===== DATASET CONTENT

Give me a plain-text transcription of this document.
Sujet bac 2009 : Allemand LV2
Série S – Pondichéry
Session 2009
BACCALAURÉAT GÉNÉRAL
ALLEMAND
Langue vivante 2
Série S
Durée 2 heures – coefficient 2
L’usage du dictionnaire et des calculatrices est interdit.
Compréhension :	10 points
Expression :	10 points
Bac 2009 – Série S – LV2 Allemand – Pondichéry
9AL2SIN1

==========

• [PROBLEM DETAILS]:
Show all lines from the listing above in which "Série" appears.

• [FINAL RESULT]:
Série S – Pondichéry
Série S
Bac 2009 – Série S – LV2 Allemand – Pondichéry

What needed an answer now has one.